[Extracted records]
__________________________________________________

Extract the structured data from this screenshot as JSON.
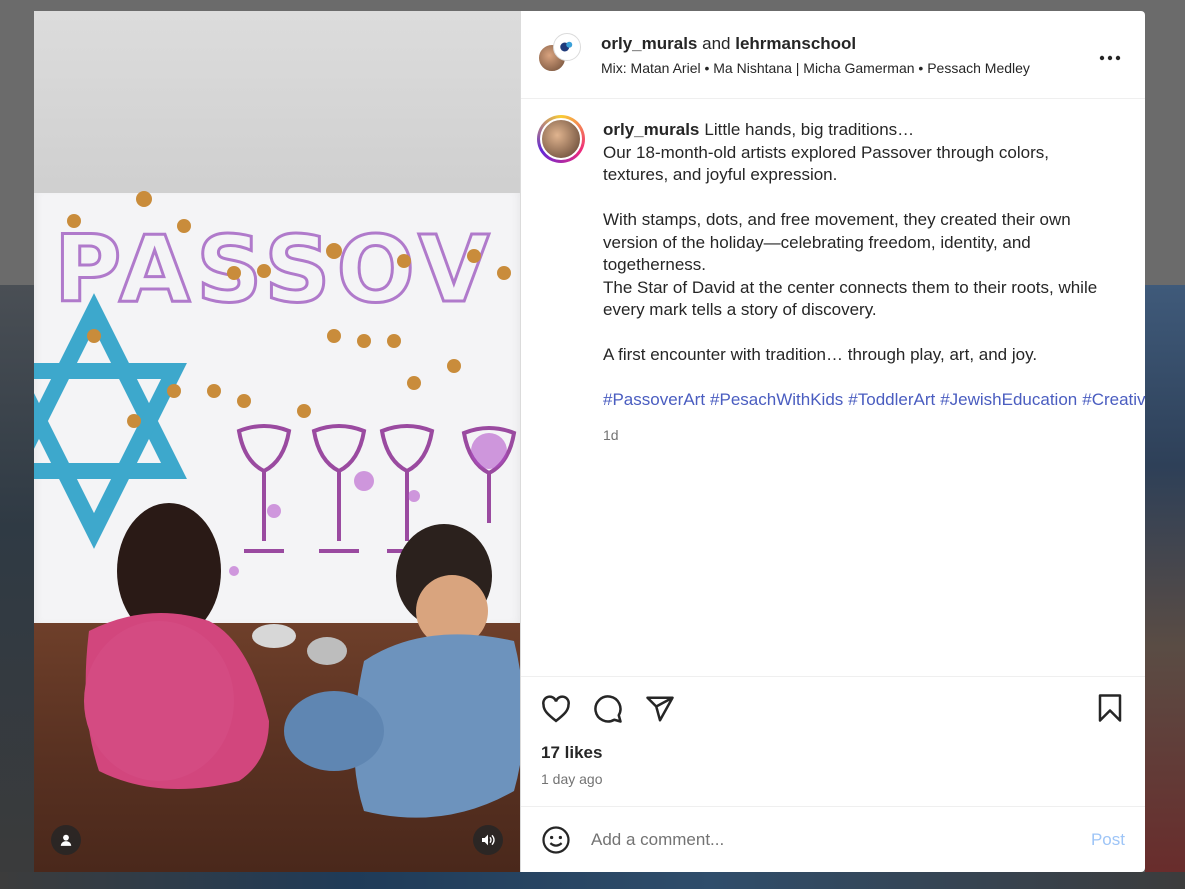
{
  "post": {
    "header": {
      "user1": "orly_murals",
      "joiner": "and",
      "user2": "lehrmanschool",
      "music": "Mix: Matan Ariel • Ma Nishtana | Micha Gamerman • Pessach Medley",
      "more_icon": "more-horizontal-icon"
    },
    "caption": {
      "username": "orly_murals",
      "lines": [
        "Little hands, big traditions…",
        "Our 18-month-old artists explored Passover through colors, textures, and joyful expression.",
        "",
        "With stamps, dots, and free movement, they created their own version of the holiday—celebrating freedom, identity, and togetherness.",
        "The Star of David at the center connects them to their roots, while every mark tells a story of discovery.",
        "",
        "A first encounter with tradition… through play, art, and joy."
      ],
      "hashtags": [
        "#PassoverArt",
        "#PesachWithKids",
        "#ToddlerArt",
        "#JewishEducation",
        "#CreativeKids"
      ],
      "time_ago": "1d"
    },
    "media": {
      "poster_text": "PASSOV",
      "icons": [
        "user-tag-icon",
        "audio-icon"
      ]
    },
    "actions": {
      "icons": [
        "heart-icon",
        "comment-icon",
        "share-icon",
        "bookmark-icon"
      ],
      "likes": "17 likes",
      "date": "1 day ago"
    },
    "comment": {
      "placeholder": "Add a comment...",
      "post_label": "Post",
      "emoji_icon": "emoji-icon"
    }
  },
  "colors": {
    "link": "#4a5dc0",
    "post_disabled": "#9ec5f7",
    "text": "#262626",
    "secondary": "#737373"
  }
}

__________________________________________________

From the data above, write out everything exactly except the pictures.

Extract the structured data from this screenshot as JSON.
{
  "post": {
    "header": {
      "user1": "orly_murals",
      "joiner": "and",
      "user2": "lehrmanschool",
      "music": "Mix: Matan Ariel • Ma Nishtana | Micha Gamerman • Pessach Medley",
      "more_icon": "more-horizontal-icon"
    },
    "caption": {
      "username": "orly_murals",
      "lines": [
        "Little hands, big traditions…",
        "Our 18-month-old artists explored Passover through colors, textures, and joyful expression.",
        "",
        "With stamps, dots, and free movement, they created their own version of the holiday—celebrating freedom, identity, and togetherness.",
        "The Star of David at the center connects them to their roots, while every mark tells a story of discovery.",
        "",
        "A first encounter with tradition… through play, art, and joy."
      ],
      "hashtags": [
        "#PassoverArt",
        "#PesachWithKids",
        "#ToddlerArt",
        "#JewishEducation",
        "#CreativeKids"
      ],
      "time_ago": "1d"
    },
    "media": {
      "poster_text": "PASSOV",
      "icons": [
        "user-tag-icon",
        "audio-icon"
      ]
    },
    "actions": {
      "icons": [
        "heart-icon",
        "comment-icon",
        "share-icon",
        "bookmark-icon"
      ],
      "likes": "17 likes",
      "date": "1 day ago"
    },
    "comment": {
      "placeholder": "Add a comment...",
      "post_label": "Post",
      "emoji_icon": "emoji-icon"
    }
  },
  "colors": {
    "link": "#4a5dc0",
    "post_disabled": "#9ec5f7",
    "text": "#262626",
    "secondary": "#737373"
  }
}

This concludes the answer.